What the exercise asks => Every line that contains the word "мовлення" should be copied out.

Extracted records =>
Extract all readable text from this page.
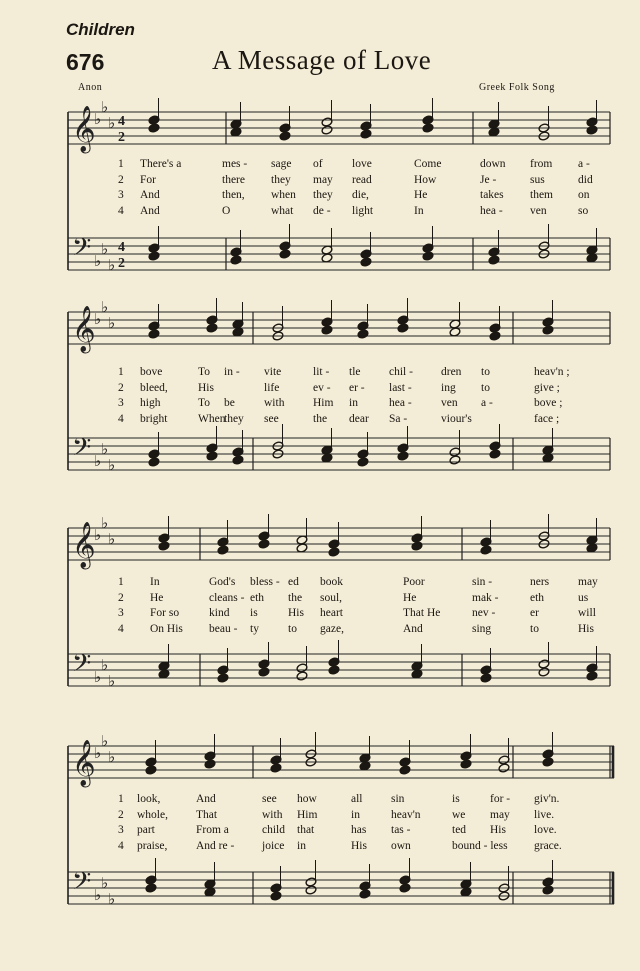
Children
676	A Message of Love
Anon	Greek Folk Song
𝄞
♭
♭
♭ 4
2
𝄢 ♭
♭
♭
4
2
1 There's a	mes - sage of	love	Come	down from a -
2 For	there they may read	How	Je -	sus	did
3 And	then, when they die,	He	takes them on
4 And	O	what de - light	In	hea - ven	so
𝄞
♭
♭
♭
𝄢 ♭
♭
♭
1 bove	To in - vite	lit - tle chil - dren to	heav'n ;
2 bleed,	His	life	ev - er - last -	ing to	give ;
3 high	To be	with Him in	hea -	ven a -	bove ;
4 bright	When
they see	the dear Sa -	viour's	face ;
𝄞
♭
♭
♭
𝄢 ♭
♭
♭
1 In	God's bless - ed book	Poor	sin -	ners	may
2 He	cleans - eth the soul,	He	mak -	eth	us
3 For so	kind is	His heart	That He	nev -	er	will
4 On His beau - ty	to gaze,	And	sing	to	His
𝄞
♭
♭
♭
𝄢 ♭
♭
♭
1 look,	And	see how	all sin	is	for - giv'n.
2 whole, That	with Him	in	heav'n	we may live.
3 part	From a	child that	has tas -	ted His love.
4 praise, And re - joice in	His own	bound - less grace.
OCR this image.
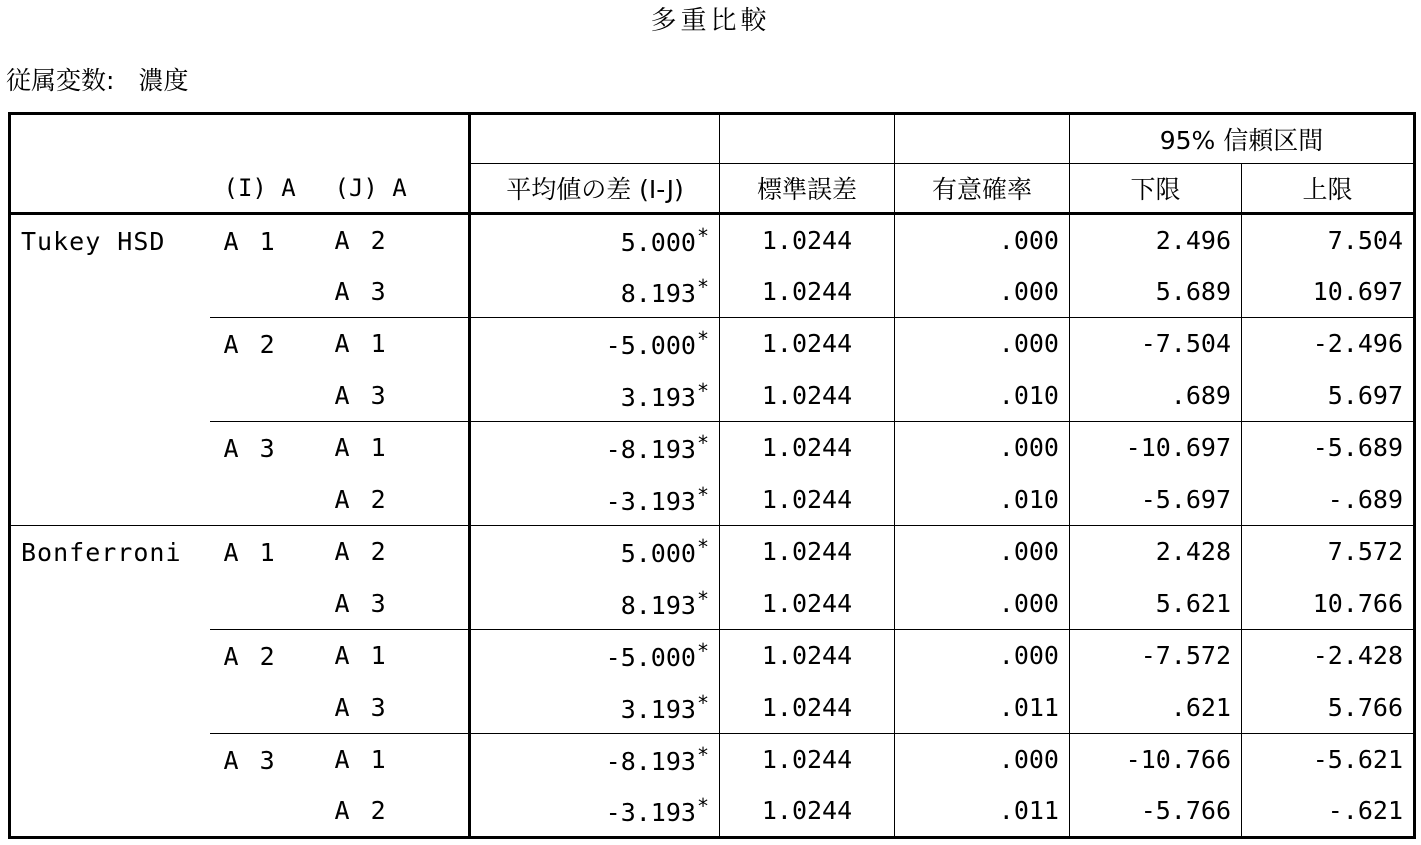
多重比較
従属変数: 濃度
						95% 信頼区間	
	(I) A	(J) A	平均値の差 (I-J)	標準誤差	有意確率	下限	上限
Tukey HSD	A 1	A 2	5.000*	1.0244	.000	2.496	7.504
		A 3	8.193*	1.0244	.000	5.689	10.697
	A 2	A 1	-5.000*	1.0244	.000	-7.504	-2.496
		A 3	3.193*	1.0244	.010	.689	5.697
	A 3	A 1	-8.193*	1.0244	.000	-10.697	-5.689
		A 2	-3.193*	1.0244	.010	-5.697	-.689
Bonferroni	A 1	A 2	5.000*	1.0244	.000	2.428	7.572
		A 3	8.193*	1.0244	.000	5.621	10.766
	A 2	A 1	-5.000*	1.0244	.000	-7.572	-2.428
		A 3	3.193*	1.0244	.011	.621	5.766
	A 3	A 1	-8.193*	1.0244	.000	-10.766	-5.621
		A 2	-3.193*	1.0244	.011	-5.766	-.621
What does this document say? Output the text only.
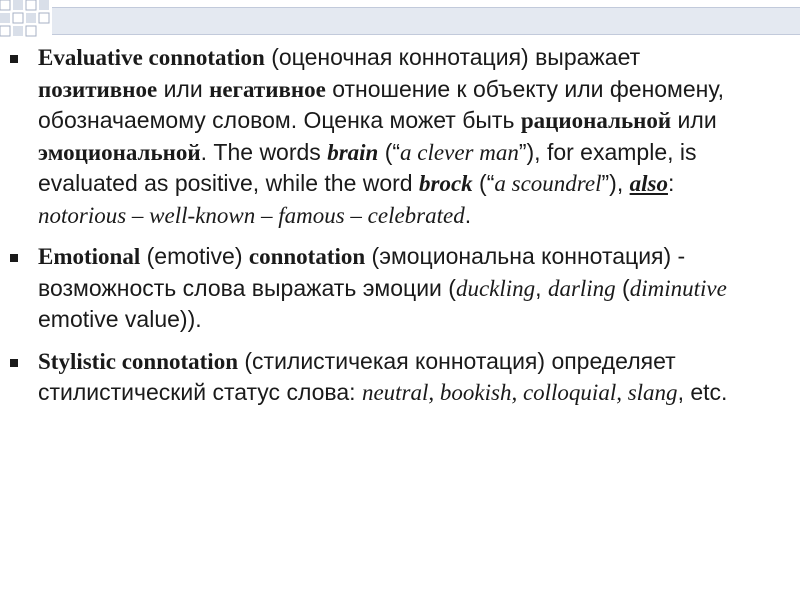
Evaluative connotation (оценочная коннотация) выражает позитивное или негативное отношение к объекту или феномену, обозначаемому словом. Оценка может быть рациональной или эмоциональной. The words brain (“a clever man”), for example, is evaluated as positive, while the word brock (“a scoundrel”), also: notorious – well-known – famous – celebrated.
Emotional (emotive) connotation (эмоциональна коннотация) - возможность слова выражать эмоции (duckling, darling (diminutive emotive value)).
Stylistic connotation (стилистичекая коннотация) определяет стилистический статус слова: neutral, bookish, colloquial, slang, etc.
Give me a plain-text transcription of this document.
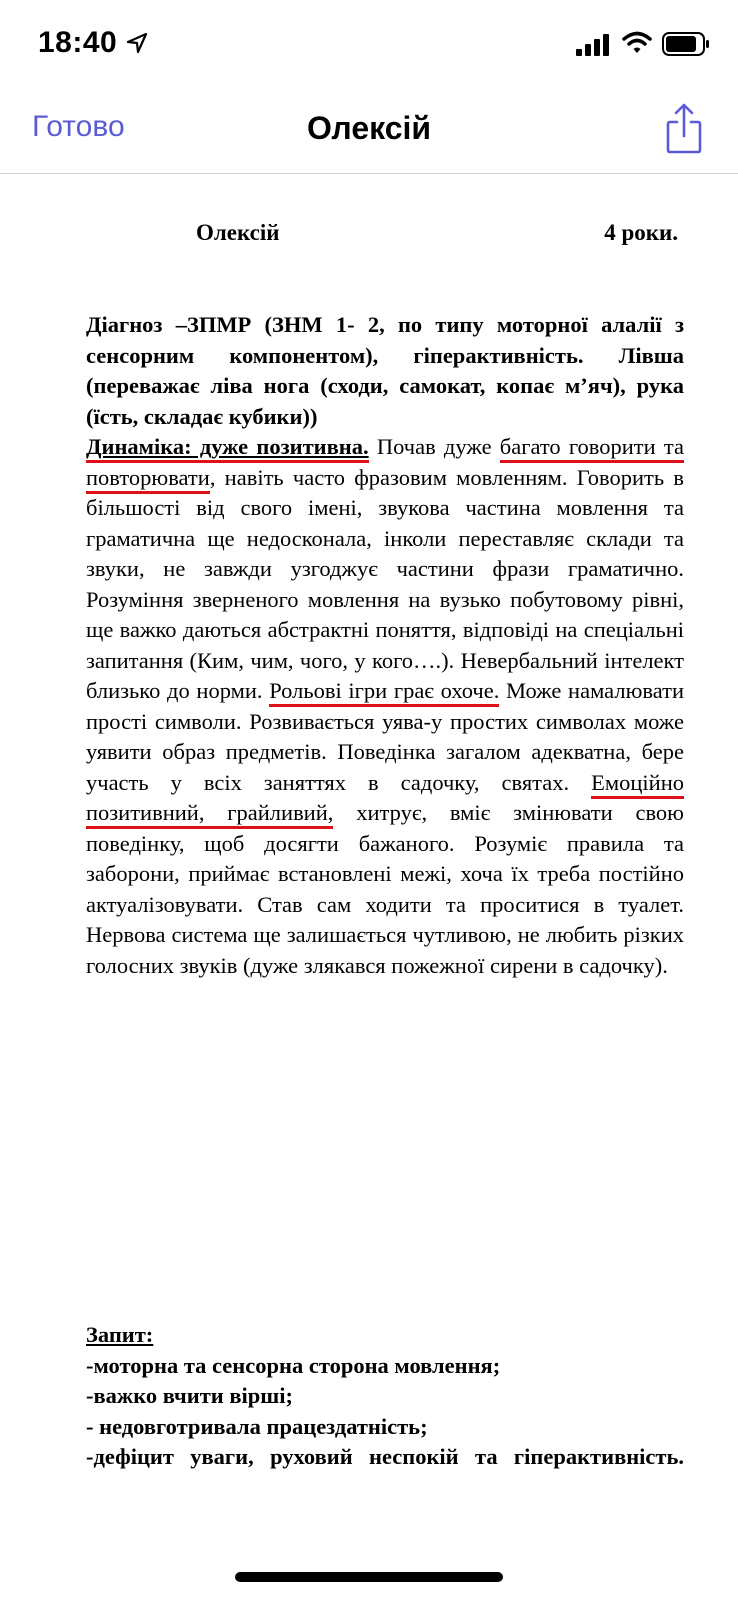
18:40
Готово	Олексій
Олексій	4 роки.
Діагноз –ЗПМР (ЗНМ 1- 2, по типу моторної алалії з сенсорним компонентом), гіперактивність. Лівша (переважає ліва нога (сходи, самокат, копає м’яч), рука (їсть, складає кубики))
Динаміка: дуже позитивна. Почав дуже багато говорити та повторювати, навіть часто фразовим мовленням. Говорить в більшості від свого імені, звукова частина мовлення та граматична ще недосконала, інколи переставляє склади та звуки, не завжди узгоджує частини фрази граматично. Розуміння зверненого мовлення на вузько побутовому рівні, ще важко даються абстрактні поняття, відповіді на спеціальні запитання (Ким, чим, чого, у кого….). Невербальний інтелект близько до норми. Рольові ігри грає охоче. Може намалювати прості символи. Розвивається уява-у простих символах може уявити образ предметів. Поведінка загалом адекватна, бере участь у всіх заняттях в садочку, святах. Емоційно позитивний, грайливий, хитрує, вміє змінювати свою поведінку, щоб досягти бажаного. Розуміє правила та заборони, приймає встановлені межі, хоча їх треба постійно актуалізовувати. Став сам ходити та проситися в туалет. Нервова система ще залишається чутливою, не любить різких голосних звуків (дуже злякався пожежної сирени в садочку).
Запит:
-моторна та сенсорна сторона мовлення;
-важко вчити вірші;
- недовготривала працездатність;
-дефіцит уваги, руховий неспокій та гіперактивність.
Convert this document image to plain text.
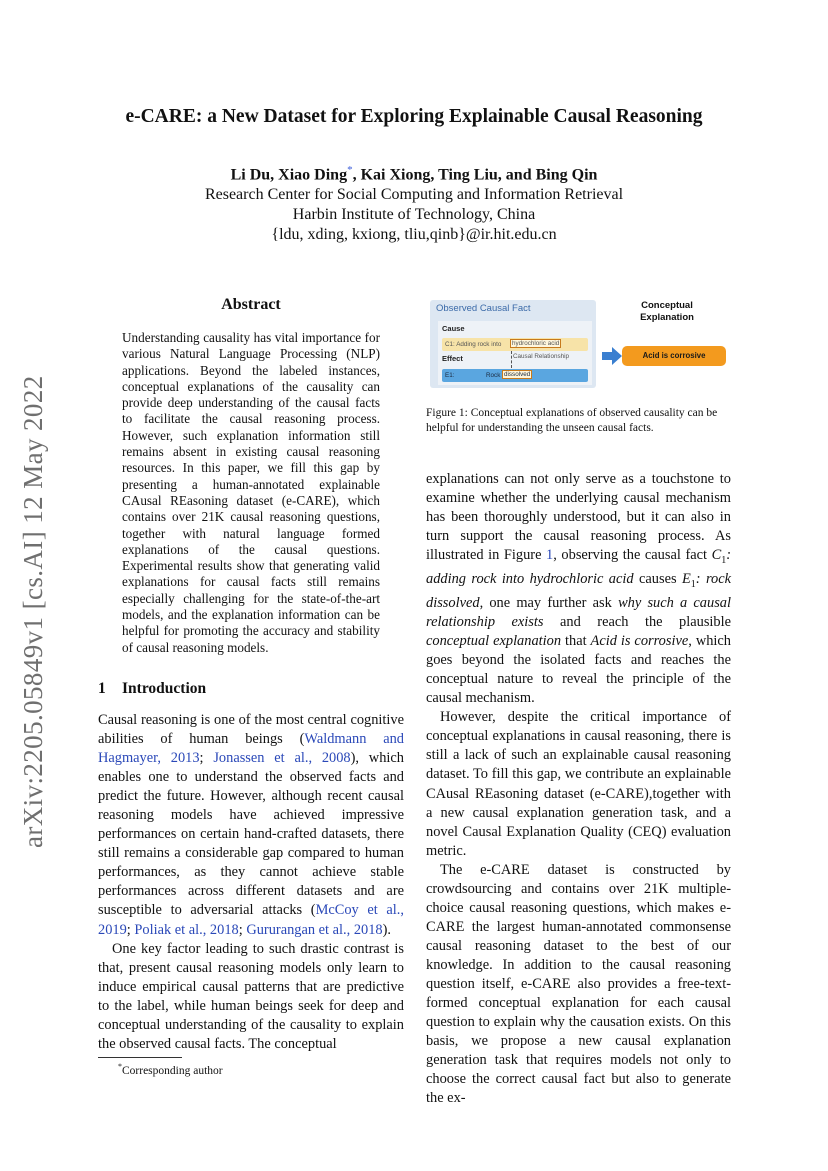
arXiv:2205.05849v1 [cs.AI] 12 May 2022
e-CARE: a New Dataset for Exploring Explainable Causal Reasoning
Li Du, Xiao Ding*, Kai Xiong, Ting Liu, and Bing Qin
Research Center for Social Computing and Information Retrieval
Harbin Institute of Technology, China
{ldu, xding, kxiong, tliu,qinb}@ir.hit.edu.cn
Abstract
Understanding causality has vital importance for various Natural Language Processing (NLP) applications. Beyond the labeled instances, conceptual explanations of the causality can provide deep understanding of the causal facts to facilitate the causal reasoning process. However, such explanation information still remains absent in existing causal reasoning resources. In this paper, we fill this gap by presenting a human-annotated explainable CAusal REasoning dataset (e-CARE), which contains over 21K causal reasoning questions, together with natural language formed explanations of the causal questions. Experimental results show that generating valid explanations for causal facts still remains especially challenging for the state-of-the-art models, and the explanation information can be helpful for promoting the accuracy and stability of causal reasoning models.
1 Introduction

Causal reasoning is one of the most central cognitive abilities of human beings (Waldmann and Hagmayer, 2013; Jonassen et al., 2008), which enables one to understand the observed facts and predict the future. However, although recent causal reasoning models have achieved impressive performances on certain hand-crafted datasets, there still remains a considerable gap compared to human performances, as they cannot achieve stable performances across different datasets and are susceptible to adversarial attacks (McCoy et al., 2019; Poliak et al., 2018; Gururangan et al., 2018).

One key factor leading to such drastic contrast is that, present causal reasoning models only learn to induce empirical causal patterns that are predictive to the label, while human beings seek for deep and conceptual understanding of the causality to explain the observed causal facts. The conceptual

*Corresponding author
Observed Causal Fact
Cause
C1: Adding rock into	hydrochloric acid
Effect	Causal Relationship
E1:	Rock dissolved
Conceptual Explanation
Acid is corrosive
Figure 1: Conceptual explanations of observed causality can be helpful for understanding the unseen causal facts.

explanations can not only serve as a touchstone to examine whether the underlying causal mechanism has been thoroughly understood, but it can also in turn support the causal reasoning process. As illustrated in Figure 1, observing the causal fact $C_1$: adding rock into hydrochloric acid causes $E_1$: rock dissolved, one may further ask why such a causal relationship exists and reach the plausible conceptual explanation that Acid is corrosive, which goes beyond the isolated facts and reaches the conceptual nature to reveal the principle of the causal mechanism.

However, despite the critical importance of conceptual explanations in causal reasoning, there is still a lack of such an explainable causal reasoning dataset. To fill this gap, we contribute an explainable CAusal REasoning dataset (e-CARE),together with a new causal explanation generation task, and a novel Causal Explanation Quality (CEQ) evaluation metric.

The e-CARE dataset is constructed by crowdsourcing and contains over 21K multiple-choice causal reasoning questions, which makes e-CARE the largest human-annotated commonsense causal reasoning dataset to the best of our knowledge. In addition to the causal reasoning question itself, e-CARE also provides a free-text-formed conceptual explanation for each causal question to explain why the causation exists. On this basis, we propose a new causal explanation generation task that requires models not only to choose the correct causal fact but also to generate the ex-
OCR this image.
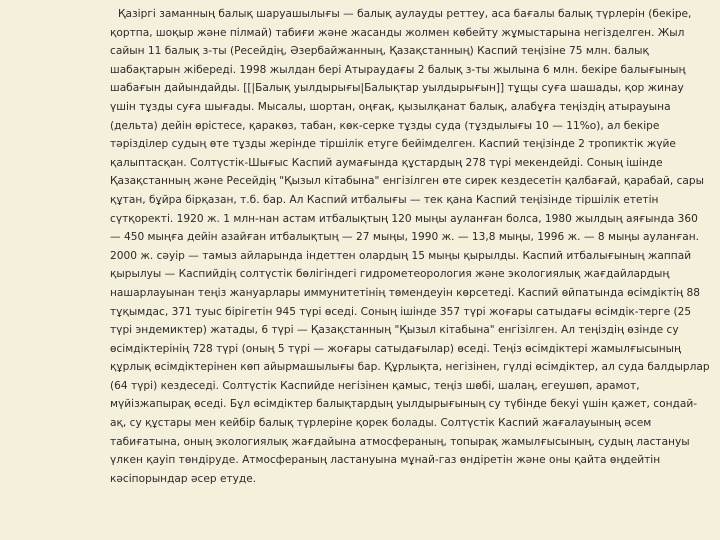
Қазіргі заманның балық шаруашылығы — балық аулауды реттеу, аса бағалы балық түрлерін (бекіре, қортпа, шоқыр және пілмай) табиғи және жасанды жолмен көбейту жұмыстарына негізделген. Жыл сайын 11 балық з-ты (Ресейдің, Әзербайжанның, Қазақстанның) Каспий теңізіне 75 млн. балық шабақтарын жібереді. 1998 жылдан бері Атыраудағы 2 балық з-ты жылына 6 млн. бекіре балығының шабағын дайындайды. [[|Балық уылдырығы|Балықтар уылдырығын]] тұщы суға шашады, қор жинау үшін тұзды суға шығады. Мысалы, шортан, оңғақ, қызылқанат балық, алабұға теңіздің атырауына (дельта) дейін өрістесе, қаракөз, табан, көк-серке тұзды суда (тұздылығы 10 — 11%о), ал бекіре тәріздiлер судың өте тұзды жерінде тіршілік етуге бейімделген. Каспий теңізінде 2 тропиктік жүйе қалыптасқан. Солтүстік-Шығыс Каспий аумағында құстардың 278 түрі мекендейді. Соның ішінде Қазақстанның және Ресейдің "Қызыл кітабына" енгізілген өте сирек кездесетін қалбағай, қарабай, сары құтан, бұйра бірқазан, т.б. бар. Ал Каспий итбалығы — тек қана Каспий теңізінде тіршілік ететін сүтқоректі. 1920 ж. 1 млн-нан астам итбалықтың 120 мыңы ауланған болса, 1980 жылдың аяғында 360 — 450 мыңға дейін азайған итбалықтың — 27 мыңы, 1990 ж. — 13,8 мыңы, 1996 ж. — 8 мыңы ауланған. 2000 ж. сәуір — тамыз айларында індеттен олардың 15 мыңы қырылды. Каспий итбалығының жаппай қырылуы — Каспийдің солтүстік бөлігіндегі гидрометеорология және экологиялық жағдайлардың нашарлауынан теңіз жануарлары иммунитетінің төмендеуін көрсетеді. Каспий өйпатында өсімдіктің 88 тұқымдас, 371 туыс бірігетін 945 түрі өседі. Соның ішінде 357 түрі жоғары сатыдағы өсімдік-терге (25 түрі эндемиктер) жатады, 6 түрі — Қазақстанның "Қызыл кітабына" енгізілген. Ал теңіздің өзінде су өсімдіктерінің 728 түрі (оның 5 түрі — жоғары сатыдағылар) өседі. Теңіз өсімдіктері жамылғысының құрлық өсімдіктерінен көп айырмашылығы бар. Құрлықта, негізінен, гүлді өсімдіктер, ал суда балдырлар (64 түрі) кездеседі. Солтүстік Каспийде негізінен қамыс, теңіз шөбі, шалаң, егеушөп, арамот, мүйізжапырақ өседі. Бұл өсімдіктер балықтардың уылдырығының су түбінде бекуі үшін қажет, сондай-ақ, су құстары мен кейбір балық түрлеріне қорек болады. Солтүстік Каспий жағалауының әсем табиғатына, оның экологиялық жағдайына атмосфераның, топырақ жамылғысының, судың ластануы үлкен қауіп төндіруде. Атмосфераның ластануына мұнай-газ өндіретін және оны қайта өңдейтін кәсіпорындар әсер етуде.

Task response =>
Динаміка: дуже позитивна. Почав дуже багато говорити та повторювати, навіть часто фразовим мовленням. Говорить в більшості від свого імені, звукова частина мовлення та граматична ще недосконала, інколи переставляє склади та звуки, не завжди узгоджує частини фрази граматично. Розуміння зверненого мовлення на вузько побутовому рівні, ще важко даються абстрактні поняття, відповіді на спеціальні запитання (Ким, чим, чого, у кого….). Невербальний інтелект близько до норми. Рольові ігри грає охоче. Може намалювати прості символи. Розвивається уява-у простих символах може уявити образ предметів. Поведінка загалом адекватна, бере участь у всіх заняттях в садочку, святах. Емоційно позитивний, грайливий, хитрує, вміє змінювати свою поведінку, щоб досягти бажаного. Розуміє правила та заборони, приймає встановлені межі, хоча їх треба постійно актуалізовувати. Став сам ходити та проситися в туалет. Нервова система ще залишається чутливою, не любить різких голосних звуків (дуже злякався пожежної сирени в садочку).
-моторна та сенсорна сторона мовлення;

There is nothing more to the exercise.